⟨

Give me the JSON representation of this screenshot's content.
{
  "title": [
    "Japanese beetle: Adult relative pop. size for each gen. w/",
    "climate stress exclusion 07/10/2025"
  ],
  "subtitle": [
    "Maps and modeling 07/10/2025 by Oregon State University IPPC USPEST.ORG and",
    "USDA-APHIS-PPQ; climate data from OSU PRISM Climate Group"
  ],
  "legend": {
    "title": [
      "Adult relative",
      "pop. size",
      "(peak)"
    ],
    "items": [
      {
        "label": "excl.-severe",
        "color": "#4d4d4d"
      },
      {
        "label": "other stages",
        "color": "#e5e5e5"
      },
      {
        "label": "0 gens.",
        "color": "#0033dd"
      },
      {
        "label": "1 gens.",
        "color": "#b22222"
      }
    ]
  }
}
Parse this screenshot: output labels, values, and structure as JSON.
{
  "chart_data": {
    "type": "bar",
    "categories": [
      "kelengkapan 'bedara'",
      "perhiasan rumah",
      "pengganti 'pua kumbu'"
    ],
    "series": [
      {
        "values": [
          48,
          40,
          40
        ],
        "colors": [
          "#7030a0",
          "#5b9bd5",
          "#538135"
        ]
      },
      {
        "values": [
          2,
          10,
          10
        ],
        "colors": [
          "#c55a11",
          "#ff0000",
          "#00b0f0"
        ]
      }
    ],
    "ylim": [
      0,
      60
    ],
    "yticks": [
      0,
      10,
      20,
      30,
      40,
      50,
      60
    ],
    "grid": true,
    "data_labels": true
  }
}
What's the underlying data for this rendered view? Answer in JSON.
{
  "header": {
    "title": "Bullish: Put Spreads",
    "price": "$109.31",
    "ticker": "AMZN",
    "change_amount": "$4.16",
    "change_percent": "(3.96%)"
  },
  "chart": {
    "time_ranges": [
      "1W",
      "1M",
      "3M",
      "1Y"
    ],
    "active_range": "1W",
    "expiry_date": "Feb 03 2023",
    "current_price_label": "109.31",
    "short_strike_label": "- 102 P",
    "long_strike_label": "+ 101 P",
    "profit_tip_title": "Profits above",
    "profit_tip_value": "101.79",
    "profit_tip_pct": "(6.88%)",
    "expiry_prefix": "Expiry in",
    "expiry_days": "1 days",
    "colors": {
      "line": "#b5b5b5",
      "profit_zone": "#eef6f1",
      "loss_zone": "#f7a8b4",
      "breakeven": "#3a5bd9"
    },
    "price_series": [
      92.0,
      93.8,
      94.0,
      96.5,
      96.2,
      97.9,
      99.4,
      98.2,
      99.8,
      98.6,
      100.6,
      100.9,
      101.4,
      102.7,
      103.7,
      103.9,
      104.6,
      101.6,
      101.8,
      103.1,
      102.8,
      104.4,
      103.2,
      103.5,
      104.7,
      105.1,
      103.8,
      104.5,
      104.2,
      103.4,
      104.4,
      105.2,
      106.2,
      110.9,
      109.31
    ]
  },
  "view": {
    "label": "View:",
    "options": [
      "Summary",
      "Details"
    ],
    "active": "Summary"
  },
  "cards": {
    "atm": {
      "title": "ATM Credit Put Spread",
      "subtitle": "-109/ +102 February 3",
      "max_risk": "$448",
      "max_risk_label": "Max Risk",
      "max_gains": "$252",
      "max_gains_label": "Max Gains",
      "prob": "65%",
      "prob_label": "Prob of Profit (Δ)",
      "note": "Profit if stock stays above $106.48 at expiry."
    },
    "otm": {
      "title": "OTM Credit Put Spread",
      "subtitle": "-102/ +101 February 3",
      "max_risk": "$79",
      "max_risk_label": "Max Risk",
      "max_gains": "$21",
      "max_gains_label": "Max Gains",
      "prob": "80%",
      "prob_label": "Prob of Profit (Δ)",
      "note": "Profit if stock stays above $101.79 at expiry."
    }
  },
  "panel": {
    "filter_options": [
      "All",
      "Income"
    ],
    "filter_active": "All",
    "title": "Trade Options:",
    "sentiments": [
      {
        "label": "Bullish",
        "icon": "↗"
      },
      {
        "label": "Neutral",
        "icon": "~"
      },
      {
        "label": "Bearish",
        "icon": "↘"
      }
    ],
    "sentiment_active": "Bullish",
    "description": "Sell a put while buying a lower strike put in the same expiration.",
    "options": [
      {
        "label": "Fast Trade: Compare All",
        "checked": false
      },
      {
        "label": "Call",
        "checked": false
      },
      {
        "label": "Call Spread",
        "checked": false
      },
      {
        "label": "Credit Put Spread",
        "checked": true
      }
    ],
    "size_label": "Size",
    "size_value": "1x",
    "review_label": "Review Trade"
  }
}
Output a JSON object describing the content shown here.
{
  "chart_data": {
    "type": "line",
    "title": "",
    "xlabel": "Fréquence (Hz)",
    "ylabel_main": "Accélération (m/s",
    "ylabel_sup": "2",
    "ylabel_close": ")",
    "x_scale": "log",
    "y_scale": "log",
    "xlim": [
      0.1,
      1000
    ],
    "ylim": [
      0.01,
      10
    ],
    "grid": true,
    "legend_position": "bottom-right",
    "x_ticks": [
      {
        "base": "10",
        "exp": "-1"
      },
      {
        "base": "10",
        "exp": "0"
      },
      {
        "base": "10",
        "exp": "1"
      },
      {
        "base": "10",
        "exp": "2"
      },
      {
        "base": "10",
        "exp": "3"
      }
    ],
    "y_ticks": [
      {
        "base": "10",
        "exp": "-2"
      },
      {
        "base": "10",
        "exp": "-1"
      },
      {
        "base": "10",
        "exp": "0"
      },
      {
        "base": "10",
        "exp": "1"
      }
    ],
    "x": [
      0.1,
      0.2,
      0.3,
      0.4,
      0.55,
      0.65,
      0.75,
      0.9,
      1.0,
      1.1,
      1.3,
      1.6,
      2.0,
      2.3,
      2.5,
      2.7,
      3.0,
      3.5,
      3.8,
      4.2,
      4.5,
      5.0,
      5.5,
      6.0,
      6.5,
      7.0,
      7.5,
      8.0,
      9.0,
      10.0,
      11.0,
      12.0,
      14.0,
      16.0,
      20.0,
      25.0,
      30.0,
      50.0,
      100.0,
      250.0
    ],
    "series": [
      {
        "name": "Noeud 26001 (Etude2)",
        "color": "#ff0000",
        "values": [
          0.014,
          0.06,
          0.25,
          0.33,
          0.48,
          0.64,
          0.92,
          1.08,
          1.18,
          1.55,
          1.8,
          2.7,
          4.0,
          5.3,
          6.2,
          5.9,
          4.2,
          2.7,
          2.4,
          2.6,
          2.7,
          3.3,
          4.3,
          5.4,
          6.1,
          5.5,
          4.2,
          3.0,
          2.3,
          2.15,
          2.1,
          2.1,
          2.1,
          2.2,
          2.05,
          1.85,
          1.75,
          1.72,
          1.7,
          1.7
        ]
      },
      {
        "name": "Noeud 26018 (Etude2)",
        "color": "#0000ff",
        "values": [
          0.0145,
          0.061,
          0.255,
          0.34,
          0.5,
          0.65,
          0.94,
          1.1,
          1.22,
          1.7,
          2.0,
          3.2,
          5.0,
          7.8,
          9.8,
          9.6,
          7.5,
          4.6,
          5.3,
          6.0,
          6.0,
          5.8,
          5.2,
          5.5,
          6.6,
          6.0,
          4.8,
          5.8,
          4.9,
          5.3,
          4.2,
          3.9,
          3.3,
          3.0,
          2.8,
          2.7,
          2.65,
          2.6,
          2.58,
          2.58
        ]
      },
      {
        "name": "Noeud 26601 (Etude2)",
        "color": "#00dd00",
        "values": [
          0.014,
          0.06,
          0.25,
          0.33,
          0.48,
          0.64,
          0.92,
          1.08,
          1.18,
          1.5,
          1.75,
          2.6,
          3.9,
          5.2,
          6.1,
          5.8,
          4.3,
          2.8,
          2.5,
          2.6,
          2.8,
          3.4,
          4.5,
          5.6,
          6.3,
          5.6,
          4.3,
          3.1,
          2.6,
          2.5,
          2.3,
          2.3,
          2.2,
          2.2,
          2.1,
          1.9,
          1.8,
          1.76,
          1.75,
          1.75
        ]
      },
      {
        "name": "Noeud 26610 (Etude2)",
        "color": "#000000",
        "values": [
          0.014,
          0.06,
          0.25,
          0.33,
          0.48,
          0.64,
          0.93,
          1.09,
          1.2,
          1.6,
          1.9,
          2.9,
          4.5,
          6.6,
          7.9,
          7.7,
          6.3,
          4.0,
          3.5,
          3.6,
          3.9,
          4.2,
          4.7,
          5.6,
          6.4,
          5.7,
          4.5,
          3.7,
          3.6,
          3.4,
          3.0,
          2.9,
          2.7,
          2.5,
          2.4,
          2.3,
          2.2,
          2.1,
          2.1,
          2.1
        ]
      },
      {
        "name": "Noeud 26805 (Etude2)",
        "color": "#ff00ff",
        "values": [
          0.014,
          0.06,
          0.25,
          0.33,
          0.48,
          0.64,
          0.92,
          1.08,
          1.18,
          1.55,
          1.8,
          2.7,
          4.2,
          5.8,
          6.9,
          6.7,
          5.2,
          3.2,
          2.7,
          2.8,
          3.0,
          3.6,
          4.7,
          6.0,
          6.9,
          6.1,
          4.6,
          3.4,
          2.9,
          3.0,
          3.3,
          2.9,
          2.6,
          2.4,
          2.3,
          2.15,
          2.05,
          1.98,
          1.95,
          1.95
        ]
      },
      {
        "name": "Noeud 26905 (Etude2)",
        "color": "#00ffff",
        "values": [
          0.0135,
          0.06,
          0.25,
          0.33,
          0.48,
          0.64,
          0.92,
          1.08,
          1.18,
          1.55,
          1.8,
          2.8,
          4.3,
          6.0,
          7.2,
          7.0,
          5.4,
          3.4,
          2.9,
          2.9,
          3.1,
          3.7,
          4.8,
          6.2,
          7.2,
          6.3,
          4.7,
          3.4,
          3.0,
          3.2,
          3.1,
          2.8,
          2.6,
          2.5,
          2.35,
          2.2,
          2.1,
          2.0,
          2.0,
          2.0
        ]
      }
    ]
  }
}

⟩

◆ Problem requirements ◆
Return each line of the data that contains the string "stock".

◆ Correct output ◆
      "note": "Profit if stock stays above $106.48 at expiry."
      "note": "Profit if stock stays above $101.79 at expiry."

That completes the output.